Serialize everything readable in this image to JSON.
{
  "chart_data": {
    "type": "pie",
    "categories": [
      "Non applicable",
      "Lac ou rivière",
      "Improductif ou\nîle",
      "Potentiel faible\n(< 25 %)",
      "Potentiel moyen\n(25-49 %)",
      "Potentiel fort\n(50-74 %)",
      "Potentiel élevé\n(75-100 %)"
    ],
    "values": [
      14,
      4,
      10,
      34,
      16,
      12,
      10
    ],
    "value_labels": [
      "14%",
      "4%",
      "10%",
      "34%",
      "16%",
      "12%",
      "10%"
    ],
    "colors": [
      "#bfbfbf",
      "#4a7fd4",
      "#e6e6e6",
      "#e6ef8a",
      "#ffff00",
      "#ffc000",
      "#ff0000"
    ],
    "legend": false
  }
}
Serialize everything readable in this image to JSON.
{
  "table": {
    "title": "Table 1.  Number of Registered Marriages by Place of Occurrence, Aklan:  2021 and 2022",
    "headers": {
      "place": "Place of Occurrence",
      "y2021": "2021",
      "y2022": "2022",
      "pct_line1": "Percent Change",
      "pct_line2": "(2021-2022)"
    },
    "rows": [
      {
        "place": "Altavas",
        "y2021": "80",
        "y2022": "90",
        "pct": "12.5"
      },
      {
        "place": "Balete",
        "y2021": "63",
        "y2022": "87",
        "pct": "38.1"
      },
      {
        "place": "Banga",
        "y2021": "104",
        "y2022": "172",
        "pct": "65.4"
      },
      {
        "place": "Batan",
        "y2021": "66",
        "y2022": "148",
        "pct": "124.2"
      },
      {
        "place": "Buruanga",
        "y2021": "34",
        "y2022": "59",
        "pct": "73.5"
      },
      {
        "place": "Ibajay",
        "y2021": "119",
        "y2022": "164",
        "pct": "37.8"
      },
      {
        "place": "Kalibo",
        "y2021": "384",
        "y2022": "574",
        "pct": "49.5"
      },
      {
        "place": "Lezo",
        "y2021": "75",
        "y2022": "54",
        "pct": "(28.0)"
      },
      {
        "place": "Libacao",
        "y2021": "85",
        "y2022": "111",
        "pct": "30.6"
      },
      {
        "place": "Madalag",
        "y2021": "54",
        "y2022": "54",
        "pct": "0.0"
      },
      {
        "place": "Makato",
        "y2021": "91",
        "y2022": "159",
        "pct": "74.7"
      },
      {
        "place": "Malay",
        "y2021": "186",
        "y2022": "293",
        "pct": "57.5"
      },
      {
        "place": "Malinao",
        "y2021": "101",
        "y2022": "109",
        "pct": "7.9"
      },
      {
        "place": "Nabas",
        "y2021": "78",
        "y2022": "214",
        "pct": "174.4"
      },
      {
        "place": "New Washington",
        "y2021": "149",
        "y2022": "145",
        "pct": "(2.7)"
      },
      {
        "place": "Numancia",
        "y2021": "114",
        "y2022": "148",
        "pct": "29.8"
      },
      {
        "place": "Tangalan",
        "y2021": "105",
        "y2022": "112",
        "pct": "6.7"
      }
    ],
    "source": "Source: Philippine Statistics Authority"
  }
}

Task requirements - Type out the full listing again, exactly as given.

Worked solution -
Serialize everything readable in this image to JSON.
{
  "chart_data": {
    "type": "pie",
    "categories": [
      "Non applicable",
      "Lac ou rivière",
      "Improductif ou\nîle",
      "Potentiel faible\n(< 25 %)",
      "Potentiel moyen\n(25-49 %)",
      "Potentiel fort\n(50-74 %)",
      "Potentiel élevé\n(75-100 %)"
    ],
    "values": [
      14,
      4,
      10,
      34,
      16,
      12,
      10
    ],
    "value_labels": [
      "14%",
      "4%",
      "10%",
      "34%",
      "16%",
      "12%",
      "10%"
    ],
    "colors": [
      "#bfbfbf",
      "#4a7fd4",
      "#e6e6e6",
      "#e6ef8a",
      "#ffff00",
      "#ffc000",
      "#ff0000"
    ],
    "legend": false
  }
}
Serialize everything readable in this image to JSON.
{
  "table": {
    "title": "Table 1.  Number of Registered Marriages by Place of Occurrence, Aklan:  2021 and 2022",
    "headers": {
      "place": "Place of Occurrence",
      "y2021": "2021",
      "y2022": "2022",
      "pct_line1": "Percent Change",
      "pct_line2": "(2021-2022)"
    },
    "rows": [
      {
        "place": "Altavas",
        "y2021": "80",
        "y2022": "90",
        "pct": "12.5"
      },
      {
        "place": "Balete",
        "y2021": "63",
        "y2022": "87",
        "pct": "38.1"
      },
      {
        "place": "Banga",
        "y2021": "104",
        "y2022": "172",
        "pct": "65.4"
      },
      {
        "place": "Batan",
        "y2021": "66",
        "y2022": "148",
        "pct": "124.2"
      },
      {
        "place": "Buruanga",
        "y2021": "34",
        "y2022": "59",
        "pct": "73.5"
      },
      {
        "place": "Ibajay",
        "y2021": "119",
        "y2022": "164",
        "pct": "37.8"
      },
      {
        "place": "Kalibo",
        "y2021": "384",
        "y2022": "574",
        "pct": "49.5"
      },
      {
        "place": "Lezo",
        "y2021": "75",
        "y2022": "54",
        "pct": "(28.0)"
      },
      {
        "place": "Libacao",
        "y2021": "85",
        "y2022": "111",
        "pct": "30.6"
      },
      {
        "place": "Madalag",
        "y2021": "54",
        "y2022": "54",
        "pct": "0.0"
      },
      {
        "place": "Makato",
        "y2021": "91",
        "y2022": "159",
        "pct": "74.7"
      },
      {
        "place": "Malay",
        "y2021": "186",
        "y2022": "293",
        "pct": "57.5"
      },
      {
        "place": "Malinao",
        "y2021": "101",
        "y2022": "109",
        "pct": "7.9"
      },
      {
        "place": "Nabas",
        "y2021": "78",
        "y2022": "214",
        "pct": "174.4"
      },
      {
        "place": "New Washington",
        "y2021": "149",
        "y2022": "145",
        "pct": "(2.7)"
      },
      {
        "place": "Numancia",
        "y2021": "114",
        "y2022": "148",
        "pct": "29.8"
      },
      {
        "place": "Tangalan",
        "y2021": "105",
        "y2022": "112",
        "pct": "6.7"
      }
    ],
    "source": "Source: Philippine Statistics Authority"
  }
}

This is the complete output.